- [YOUR OBJECTIVE]: Return each line of the material below unchanged and in the same order.

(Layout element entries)
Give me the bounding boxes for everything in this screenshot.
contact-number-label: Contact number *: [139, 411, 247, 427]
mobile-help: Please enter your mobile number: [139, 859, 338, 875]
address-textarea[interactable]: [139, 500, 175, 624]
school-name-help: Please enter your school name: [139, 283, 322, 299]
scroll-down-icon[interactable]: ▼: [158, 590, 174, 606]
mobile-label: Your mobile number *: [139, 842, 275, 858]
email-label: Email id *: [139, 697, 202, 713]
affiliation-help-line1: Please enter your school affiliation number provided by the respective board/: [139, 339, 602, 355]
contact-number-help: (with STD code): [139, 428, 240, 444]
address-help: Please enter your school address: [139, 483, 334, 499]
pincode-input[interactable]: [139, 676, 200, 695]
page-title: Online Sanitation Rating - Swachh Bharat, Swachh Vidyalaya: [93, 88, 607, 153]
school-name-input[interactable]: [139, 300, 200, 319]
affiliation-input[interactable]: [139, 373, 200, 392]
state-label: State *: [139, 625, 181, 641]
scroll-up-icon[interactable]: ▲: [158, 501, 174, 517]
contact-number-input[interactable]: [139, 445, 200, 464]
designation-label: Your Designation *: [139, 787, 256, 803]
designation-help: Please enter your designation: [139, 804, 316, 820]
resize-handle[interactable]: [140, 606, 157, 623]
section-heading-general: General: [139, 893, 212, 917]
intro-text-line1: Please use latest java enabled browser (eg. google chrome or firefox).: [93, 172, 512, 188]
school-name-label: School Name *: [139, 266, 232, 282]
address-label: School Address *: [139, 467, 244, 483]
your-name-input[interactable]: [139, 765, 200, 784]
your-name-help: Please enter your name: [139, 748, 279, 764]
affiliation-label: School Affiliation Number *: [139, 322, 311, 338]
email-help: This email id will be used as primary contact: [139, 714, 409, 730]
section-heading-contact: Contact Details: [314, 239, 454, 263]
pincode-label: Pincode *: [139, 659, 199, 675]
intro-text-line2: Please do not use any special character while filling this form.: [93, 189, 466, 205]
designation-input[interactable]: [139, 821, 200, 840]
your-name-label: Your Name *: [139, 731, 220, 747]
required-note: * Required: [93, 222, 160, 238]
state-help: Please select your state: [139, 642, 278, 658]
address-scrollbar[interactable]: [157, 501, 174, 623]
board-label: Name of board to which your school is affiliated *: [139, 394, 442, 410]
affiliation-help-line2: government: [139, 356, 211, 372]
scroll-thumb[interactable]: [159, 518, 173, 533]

- [ANSWER TO THE PROBLEM]:
Give me the bounding boxes for everything in this screenshot.
contact-number-label: Contact number *: [139, 411, 247, 427]
mobile-help: Please enter your mobile number: [139, 859, 338, 875]
address-textarea[interactable]: [139, 500, 175, 624]
school-name-help: Please enter your school name: [139, 283, 322, 299]
scroll-down-icon[interactable]: ▼: [158, 590, 174, 606]
mobile-label: Your mobile number *: [139, 842, 275, 858]
email-label: Email id *: [139, 697, 202, 713]
affiliation-help-line1: Please enter your school affiliation number provided by the respective board/: [139, 339, 602, 355]
contact-number-help: (with STD code): [139, 428, 240, 444]
address-help: Please enter your school address: [139, 483, 334, 499]
pincode-input[interactable]: [139, 676, 200, 695]
page-title: Online Sanitation Rating - Swachh Bharat, Swachh Vidyalaya: [93, 88, 607, 153]
school-name-input[interactable]: [139, 300, 200, 319]
affiliation-input[interactable]: [139, 373, 200, 392]
state-label: State *: [139, 625, 181, 641]
scroll-up-icon[interactable]: ▲: [158, 501, 174, 517]
contact-number-input[interactable]: [139, 445, 200, 464]
designation-label: Your Designation *: [139, 787, 256, 803]
designation-help: Please enter your designation: [139, 804, 316, 820]
resize-handle[interactable]: [140, 606, 157, 623]
section-heading-general: General: [139, 893, 212, 917]
intro-text-line1: Please use latest java enabled browser (eg. google chrome or firefox).: [93, 172, 512, 188]
school-name-label: School Name *: [139, 266, 232, 282]
address-label: School Address *: [139, 467, 244, 483]
your-name-input[interactable]: [139, 765, 200, 784]
your-name-help: Please enter your name: [139, 748, 279, 764]
affiliation-label: School Affiliation Number *: [139, 322, 311, 338]
email-help: This email id will be used as primary contact: [139, 714, 409, 730]
section-heading-contact: Contact Details: [314, 239, 454, 263]
pincode-label: Pincode *: [139, 659, 199, 675]
intro-text-line2: Please do not use any special character while filling this form.: [93, 189, 466, 205]
designation-input[interactable]: [139, 821, 200, 840]
your-name-label: Your Name *: [139, 731, 220, 747]
required-note: * Required: [93, 222, 160, 238]
state-help: Please select your state: [139, 642, 278, 658]
address-scrollbar[interactable]: [157, 501, 174, 623]
board-label: Name of board to which your school is affiliated *: [139, 394, 442, 410]
affiliation-help-line2: government: [139, 356, 211, 372]
scroll-thumb[interactable]: [159, 518, 173, 533]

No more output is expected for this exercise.